=== Source ===
______
David John Mlicki (born June 8, 1968) is a former right-handed pitcher in Major League Baseball (MLB). Between 1992 and 2002, he played for the Cleveland Indians, New York Mets, Los Angeles Dodgers, Detroit Tigers, and Houston Astros.

Career
After attending Oklahoma State University he was selected by the Cleveland Indians in the 17th round of the 1990 amateur draft. Mlicki was primarily a starting pitcher in the major leagues, but did earn one major league save. On June 21, 1996, he pitched 3 shutout innings to nail down a 9–4 victory over the Reds, saving the win for middle reliever Jerry Dipoto.

On June 16, 1997, he led the New York Mets to a 6–0 win over the New York Yankees at Yankee Stadium in the first ever non-exhibition game played between the two teams, pitching a complete game shutout. On October 10, 2001, he made his only postseason appearance, being credited with the loss in Game 2 of the National League Division Series despite not giving up an earned run in the five innings he pitched. Mlicki failed to make the Milwaukee Brewers roster during spring training in 2003, and retired shortly afterward.
______
=== Information shown ===
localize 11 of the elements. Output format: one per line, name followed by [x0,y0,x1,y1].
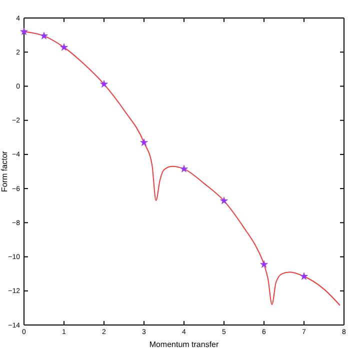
______
=== Problem statement ===
How would this sentence from the David Mlicki biography read in Spanish: "Mlicki failed to make the Milwaukee Brewers roster during spring training in 2003, and retired shortly afterward."

=== Exercise solution ===
Mlicki no logró entrar en la plantilla de los Milwaukee Brewers durante los entrenamientos de primavera de 2003 y se retiró poco después.